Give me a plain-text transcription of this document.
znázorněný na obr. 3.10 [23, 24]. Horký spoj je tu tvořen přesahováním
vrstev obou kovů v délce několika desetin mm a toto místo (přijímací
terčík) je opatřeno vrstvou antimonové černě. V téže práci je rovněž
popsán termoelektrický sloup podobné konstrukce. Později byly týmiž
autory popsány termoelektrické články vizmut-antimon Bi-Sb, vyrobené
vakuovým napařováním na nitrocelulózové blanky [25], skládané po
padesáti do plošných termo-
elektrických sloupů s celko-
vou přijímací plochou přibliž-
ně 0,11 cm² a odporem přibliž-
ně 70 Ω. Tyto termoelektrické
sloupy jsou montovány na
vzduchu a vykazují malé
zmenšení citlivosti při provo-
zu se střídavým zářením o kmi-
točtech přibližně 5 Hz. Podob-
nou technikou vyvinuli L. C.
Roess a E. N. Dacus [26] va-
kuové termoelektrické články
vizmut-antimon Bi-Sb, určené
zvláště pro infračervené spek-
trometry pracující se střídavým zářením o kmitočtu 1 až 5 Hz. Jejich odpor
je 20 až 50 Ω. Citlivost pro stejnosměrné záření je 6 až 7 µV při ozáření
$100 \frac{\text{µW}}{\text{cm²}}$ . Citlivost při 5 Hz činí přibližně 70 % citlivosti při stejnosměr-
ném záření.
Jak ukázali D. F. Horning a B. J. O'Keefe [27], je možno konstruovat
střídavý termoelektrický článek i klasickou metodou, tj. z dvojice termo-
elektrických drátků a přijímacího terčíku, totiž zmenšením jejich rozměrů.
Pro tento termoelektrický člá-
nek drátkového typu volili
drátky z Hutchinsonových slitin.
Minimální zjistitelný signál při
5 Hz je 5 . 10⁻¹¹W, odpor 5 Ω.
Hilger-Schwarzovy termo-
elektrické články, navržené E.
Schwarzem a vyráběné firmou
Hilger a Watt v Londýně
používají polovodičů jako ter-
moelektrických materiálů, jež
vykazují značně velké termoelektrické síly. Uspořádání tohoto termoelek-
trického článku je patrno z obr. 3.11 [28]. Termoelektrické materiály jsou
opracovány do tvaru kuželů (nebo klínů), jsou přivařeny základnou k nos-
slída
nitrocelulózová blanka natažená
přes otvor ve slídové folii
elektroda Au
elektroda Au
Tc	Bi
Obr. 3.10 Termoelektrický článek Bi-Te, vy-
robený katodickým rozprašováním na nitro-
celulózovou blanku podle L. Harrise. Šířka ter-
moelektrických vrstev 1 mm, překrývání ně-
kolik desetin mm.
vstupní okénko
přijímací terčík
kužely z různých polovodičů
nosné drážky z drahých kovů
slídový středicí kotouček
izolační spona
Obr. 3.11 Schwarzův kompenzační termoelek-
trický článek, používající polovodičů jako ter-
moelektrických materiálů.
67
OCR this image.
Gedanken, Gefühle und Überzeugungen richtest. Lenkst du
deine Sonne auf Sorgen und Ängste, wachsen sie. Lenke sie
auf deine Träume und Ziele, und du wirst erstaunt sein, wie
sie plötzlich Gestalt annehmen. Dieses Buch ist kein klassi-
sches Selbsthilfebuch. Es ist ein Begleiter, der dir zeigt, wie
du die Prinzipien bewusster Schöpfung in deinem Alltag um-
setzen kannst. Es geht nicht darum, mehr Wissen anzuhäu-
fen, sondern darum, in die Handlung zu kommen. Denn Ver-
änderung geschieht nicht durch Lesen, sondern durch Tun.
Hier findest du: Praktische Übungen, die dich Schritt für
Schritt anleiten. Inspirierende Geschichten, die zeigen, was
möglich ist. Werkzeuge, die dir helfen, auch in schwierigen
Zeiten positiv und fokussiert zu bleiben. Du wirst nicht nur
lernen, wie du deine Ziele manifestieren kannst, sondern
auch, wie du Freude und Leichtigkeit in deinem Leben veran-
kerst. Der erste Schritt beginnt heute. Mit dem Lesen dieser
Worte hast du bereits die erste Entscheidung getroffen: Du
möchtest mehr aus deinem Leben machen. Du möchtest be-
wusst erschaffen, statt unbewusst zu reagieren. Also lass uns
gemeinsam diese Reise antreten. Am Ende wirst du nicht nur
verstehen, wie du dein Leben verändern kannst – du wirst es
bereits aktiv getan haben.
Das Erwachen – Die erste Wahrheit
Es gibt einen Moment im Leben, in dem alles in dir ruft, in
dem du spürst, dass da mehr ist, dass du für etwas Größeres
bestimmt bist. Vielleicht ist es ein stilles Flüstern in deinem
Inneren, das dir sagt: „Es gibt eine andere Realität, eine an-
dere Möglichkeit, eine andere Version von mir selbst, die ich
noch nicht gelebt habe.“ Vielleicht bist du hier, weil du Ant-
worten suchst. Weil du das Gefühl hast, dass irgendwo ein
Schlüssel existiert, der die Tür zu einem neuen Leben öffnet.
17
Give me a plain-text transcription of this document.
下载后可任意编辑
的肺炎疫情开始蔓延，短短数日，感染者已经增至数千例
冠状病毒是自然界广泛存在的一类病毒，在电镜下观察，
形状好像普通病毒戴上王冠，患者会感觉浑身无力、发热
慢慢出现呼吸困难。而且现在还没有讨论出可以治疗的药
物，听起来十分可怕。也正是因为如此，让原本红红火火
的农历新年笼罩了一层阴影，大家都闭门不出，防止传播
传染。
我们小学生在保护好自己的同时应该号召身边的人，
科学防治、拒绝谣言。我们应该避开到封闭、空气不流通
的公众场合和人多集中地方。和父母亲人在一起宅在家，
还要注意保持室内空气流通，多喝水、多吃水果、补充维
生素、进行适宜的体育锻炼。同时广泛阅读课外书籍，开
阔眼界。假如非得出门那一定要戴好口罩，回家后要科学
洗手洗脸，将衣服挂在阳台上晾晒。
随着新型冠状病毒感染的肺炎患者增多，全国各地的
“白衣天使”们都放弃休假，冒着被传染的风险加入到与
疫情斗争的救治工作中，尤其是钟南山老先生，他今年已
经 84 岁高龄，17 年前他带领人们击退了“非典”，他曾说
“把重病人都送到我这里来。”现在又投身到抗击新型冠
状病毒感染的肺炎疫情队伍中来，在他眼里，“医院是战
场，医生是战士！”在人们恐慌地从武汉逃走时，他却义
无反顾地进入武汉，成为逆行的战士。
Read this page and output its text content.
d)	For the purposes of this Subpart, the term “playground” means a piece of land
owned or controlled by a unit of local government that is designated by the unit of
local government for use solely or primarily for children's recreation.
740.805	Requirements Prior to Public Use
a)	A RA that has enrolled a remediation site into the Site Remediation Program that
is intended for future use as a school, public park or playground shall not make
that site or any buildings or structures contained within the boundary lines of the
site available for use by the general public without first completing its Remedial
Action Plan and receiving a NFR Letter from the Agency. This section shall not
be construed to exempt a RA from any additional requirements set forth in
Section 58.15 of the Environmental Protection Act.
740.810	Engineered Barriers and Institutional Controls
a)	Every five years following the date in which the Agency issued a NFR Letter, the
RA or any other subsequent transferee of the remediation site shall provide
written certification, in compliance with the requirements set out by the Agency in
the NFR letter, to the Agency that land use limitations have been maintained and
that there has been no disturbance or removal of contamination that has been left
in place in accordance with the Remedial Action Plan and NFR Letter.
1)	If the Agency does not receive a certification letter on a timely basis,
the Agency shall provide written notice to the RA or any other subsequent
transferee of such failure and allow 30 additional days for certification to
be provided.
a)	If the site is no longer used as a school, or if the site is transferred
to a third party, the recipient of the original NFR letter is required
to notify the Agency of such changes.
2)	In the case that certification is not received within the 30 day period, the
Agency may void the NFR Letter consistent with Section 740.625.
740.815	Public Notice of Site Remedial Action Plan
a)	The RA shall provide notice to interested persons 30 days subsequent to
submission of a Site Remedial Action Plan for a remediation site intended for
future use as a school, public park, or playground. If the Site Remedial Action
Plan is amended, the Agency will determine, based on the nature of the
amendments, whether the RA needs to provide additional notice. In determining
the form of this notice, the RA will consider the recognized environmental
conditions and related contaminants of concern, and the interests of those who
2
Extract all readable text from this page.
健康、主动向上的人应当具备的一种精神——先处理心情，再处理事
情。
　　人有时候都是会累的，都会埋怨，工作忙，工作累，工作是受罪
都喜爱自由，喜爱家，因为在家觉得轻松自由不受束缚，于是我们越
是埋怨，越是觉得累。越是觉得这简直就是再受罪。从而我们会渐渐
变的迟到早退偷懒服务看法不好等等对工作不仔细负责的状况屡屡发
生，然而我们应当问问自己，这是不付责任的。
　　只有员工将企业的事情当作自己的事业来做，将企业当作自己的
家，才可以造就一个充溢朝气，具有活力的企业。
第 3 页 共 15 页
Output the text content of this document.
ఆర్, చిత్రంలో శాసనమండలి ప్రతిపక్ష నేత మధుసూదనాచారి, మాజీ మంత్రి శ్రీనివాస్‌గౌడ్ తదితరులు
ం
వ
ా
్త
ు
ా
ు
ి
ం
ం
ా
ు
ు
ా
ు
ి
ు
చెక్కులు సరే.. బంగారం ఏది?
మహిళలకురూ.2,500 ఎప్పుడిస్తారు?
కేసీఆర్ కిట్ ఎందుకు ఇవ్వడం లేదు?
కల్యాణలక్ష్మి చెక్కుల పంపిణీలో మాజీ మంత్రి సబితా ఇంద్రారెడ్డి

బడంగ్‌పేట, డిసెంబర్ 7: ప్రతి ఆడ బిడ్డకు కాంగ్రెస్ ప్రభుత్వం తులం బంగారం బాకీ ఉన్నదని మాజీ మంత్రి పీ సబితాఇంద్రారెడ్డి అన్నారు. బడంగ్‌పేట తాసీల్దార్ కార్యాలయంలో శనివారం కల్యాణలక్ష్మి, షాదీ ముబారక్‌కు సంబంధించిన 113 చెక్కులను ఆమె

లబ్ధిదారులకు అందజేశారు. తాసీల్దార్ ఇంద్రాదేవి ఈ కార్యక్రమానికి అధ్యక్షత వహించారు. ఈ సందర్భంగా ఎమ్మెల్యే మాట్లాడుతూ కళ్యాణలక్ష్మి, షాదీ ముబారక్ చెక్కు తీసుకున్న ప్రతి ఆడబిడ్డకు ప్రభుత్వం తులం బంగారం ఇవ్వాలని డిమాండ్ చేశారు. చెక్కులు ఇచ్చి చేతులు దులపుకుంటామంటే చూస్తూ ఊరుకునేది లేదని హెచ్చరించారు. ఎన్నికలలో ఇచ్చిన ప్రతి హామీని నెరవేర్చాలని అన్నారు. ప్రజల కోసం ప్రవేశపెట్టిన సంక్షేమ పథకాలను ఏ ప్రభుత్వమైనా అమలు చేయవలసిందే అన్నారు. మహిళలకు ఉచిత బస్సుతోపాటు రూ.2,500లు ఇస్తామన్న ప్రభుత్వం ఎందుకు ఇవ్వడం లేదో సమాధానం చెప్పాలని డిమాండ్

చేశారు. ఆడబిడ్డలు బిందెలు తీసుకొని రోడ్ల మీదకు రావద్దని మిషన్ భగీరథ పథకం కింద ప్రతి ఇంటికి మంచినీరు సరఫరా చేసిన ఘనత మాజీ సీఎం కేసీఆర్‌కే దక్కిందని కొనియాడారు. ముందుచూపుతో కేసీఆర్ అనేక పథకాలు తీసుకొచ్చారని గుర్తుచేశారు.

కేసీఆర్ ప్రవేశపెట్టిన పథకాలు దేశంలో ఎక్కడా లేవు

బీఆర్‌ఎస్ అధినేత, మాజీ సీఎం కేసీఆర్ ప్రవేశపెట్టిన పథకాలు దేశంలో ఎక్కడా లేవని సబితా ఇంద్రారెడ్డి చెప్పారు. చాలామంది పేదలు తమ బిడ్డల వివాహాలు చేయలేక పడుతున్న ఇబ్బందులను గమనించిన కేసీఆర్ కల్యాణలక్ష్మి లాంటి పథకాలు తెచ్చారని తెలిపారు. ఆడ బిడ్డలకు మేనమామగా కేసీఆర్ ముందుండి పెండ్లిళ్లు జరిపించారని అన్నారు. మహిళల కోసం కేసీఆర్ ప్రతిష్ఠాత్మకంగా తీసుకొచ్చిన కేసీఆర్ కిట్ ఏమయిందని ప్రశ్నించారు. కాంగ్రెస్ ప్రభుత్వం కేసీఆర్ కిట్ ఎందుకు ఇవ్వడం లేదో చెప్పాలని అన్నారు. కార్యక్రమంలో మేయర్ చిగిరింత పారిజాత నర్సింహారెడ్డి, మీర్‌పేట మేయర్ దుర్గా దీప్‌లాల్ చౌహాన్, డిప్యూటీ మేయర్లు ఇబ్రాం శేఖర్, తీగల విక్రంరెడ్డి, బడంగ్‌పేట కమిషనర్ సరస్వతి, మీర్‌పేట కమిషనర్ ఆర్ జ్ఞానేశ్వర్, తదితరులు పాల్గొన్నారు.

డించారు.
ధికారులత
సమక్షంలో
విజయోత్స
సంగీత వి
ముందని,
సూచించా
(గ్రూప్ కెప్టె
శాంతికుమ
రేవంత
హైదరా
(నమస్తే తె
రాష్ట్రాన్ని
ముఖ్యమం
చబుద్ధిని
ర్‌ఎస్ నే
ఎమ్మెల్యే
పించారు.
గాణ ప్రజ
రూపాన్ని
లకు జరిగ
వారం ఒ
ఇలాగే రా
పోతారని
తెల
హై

□ □ □ □ □

Reproduce each line from the records that contains the word "written".

- _PROBLEM SOLUTION_
written certification, in compliance with the requirements set out by the Agency in
the Agency shall provide written notice to the RA or any other subsequent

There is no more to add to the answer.